EXERCISE MATERIAL
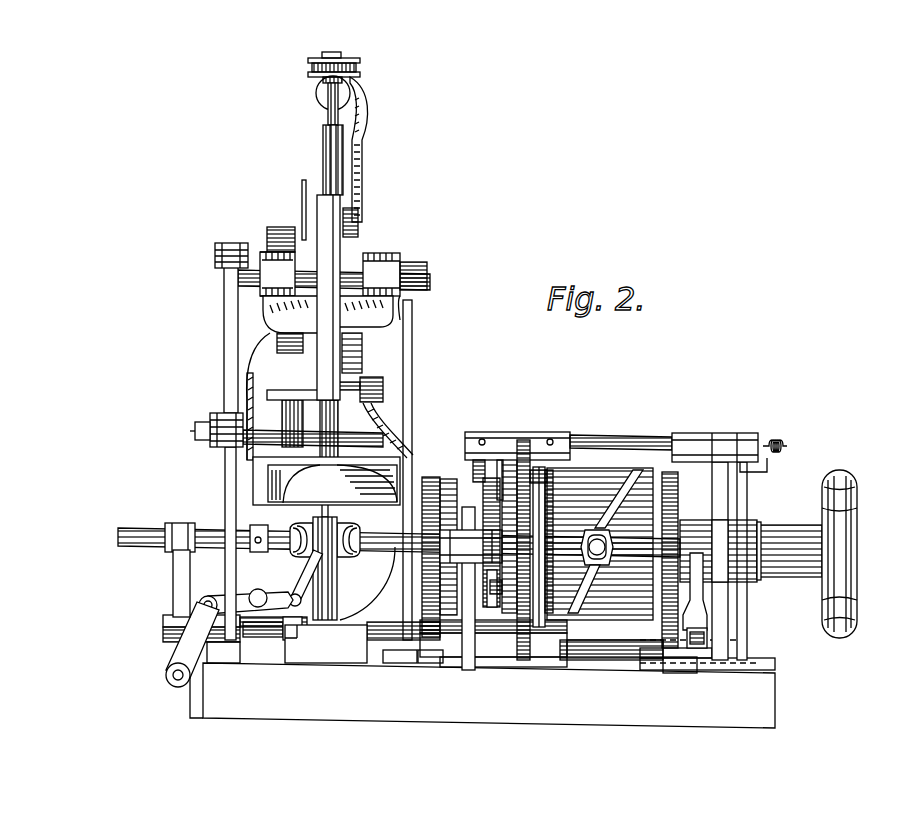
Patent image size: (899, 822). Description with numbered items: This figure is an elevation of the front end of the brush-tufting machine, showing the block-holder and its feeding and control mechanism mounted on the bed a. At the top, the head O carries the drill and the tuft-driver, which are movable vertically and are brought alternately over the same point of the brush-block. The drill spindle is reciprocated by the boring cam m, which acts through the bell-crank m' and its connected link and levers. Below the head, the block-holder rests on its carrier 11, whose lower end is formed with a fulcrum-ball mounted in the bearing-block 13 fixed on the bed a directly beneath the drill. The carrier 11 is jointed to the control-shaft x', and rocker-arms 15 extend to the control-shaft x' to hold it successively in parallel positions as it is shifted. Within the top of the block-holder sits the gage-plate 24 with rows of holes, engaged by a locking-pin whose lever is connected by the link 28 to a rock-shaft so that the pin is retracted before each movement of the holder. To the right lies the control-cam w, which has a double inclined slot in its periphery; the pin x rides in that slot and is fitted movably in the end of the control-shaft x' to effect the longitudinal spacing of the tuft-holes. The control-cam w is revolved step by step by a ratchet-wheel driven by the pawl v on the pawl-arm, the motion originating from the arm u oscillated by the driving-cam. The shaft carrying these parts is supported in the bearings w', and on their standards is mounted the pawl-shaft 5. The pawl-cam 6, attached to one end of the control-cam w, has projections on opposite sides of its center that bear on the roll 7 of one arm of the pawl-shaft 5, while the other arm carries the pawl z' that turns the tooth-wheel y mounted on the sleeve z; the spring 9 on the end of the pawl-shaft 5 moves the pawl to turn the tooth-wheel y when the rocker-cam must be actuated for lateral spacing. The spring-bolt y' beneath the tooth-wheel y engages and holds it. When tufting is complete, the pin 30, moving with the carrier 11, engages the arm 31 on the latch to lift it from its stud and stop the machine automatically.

The head O is at (327, 225).
The bell-crank m' is at (207, 409).
The gage-plate 24 is at (248, 465).
The pin 30 is at (253, 530).
The control-shaft x' is at (379, 539).
The rocker-arms 15 is at (177, 577).
The arm 31 is at (227, 573).
The bearing-block 13 is at (326, 644).
The cam m is at (338, 533).
The carrier 11 is at (328, 585).
The link 28 is at (302, 590).
The sleeve z is at (438, 544).
The pawl z' is at (463, 512).
The bearings w' is at (624, 526).
The pawl-shaft 5 is at (591, 433).
The spring 9 is at (773, 438).
The control-cam w is at (600, 515).
The roll 7 is at (548, 483).
The pin x is at (605, 541).
The pawl v is at (668, 630).
The arm u is at (607, 653).
The pawl-cam 6 is at (540, 598).
The spring-bolt y' is at (494, 636).
The rocker tooth-wheel y is at (512, 641).
The bed a is at (770, 705).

DIRECTIONS
Please reproduce the part that opens at the start of the records and closes with the line containing "The pin 30 is at (253, 530).", substituting "tufting machine" for "brush-tufting machine" and leaving everything else unchanged. Omit the pictures from your answer.

EXERCISE ANSWER
Patent image size: (899, 822). Description with numbered items: This figure is an elevation of the front end of the tufting machine, showing the block-holder and its feeding and control mechanism mounted on the bed a. At the top, the head O carries the drill and the tuft-driver, which are movable vertically and are brought alternately over the same point of the brush-block. The drill spindle is reciprocated by the boring cam m, which acts through the bell-crank m' and its connected link and levers. Below the head, the block-holder rests on its carrier 11, whose lower end is formed with a fulcrum-ball mounted in the bearing-block 13 fixed on the bed a directly beneath the drill. The carrier 11 is jointed to the control-shaft x', and rocker-arms 15 extend to the control-shaft x' to hold it successively in parallel positions as it is shifted. Within the top of the block-holder sits the gage-plate 24 with rows of holes, engaged by a locking-pin whose lever is connected by the link 28 to a rock-shaft so that the pin is retracted before each movement of the holder. To the right lies the control-cam w, which has a double inclined slot in its periphery; the pin x rides in that slot and is fitted movably in the end of the control-shaft x' to effect the longitudinal spacing of the tuft-holes. The control-cam w is revolved step by step by a ratchet-wheel driven by the pawl v on the pawl-arm, the motion originating from the arm u oscillated by the driving-cam. The shaft carrying these parts is supported in the bearings w', and on their standards is mounted the pawl-shaft 5. The pawl-cam 6, attached to one end of the control-cam w, has projections on opposite sides of its center that bear on the roll 7 of one arm of the pawl-shaft 5, while the other arm carries the pawl z' that turns the tooth-wheel y mounted on the sleeve z; the spring 9 on the end of the pawl-shaft 5 moves the pawl to turn the tooth-wheel y when the rocker-cam must be actuated for lateral spacing. The spring-bolt y' beneath the tooth-wheel y engages and holds it. When tufting is complete, the pin 30, moving with the carrier 11, engages the arm 31 on the latch to lift it from its stud and stop the machine automatically.

The head O is at (327, 225).
The bell-crank m' is at (207, 409).
The gage-plate 24 is at (248, 465).
The pin 30 is at (253, 530).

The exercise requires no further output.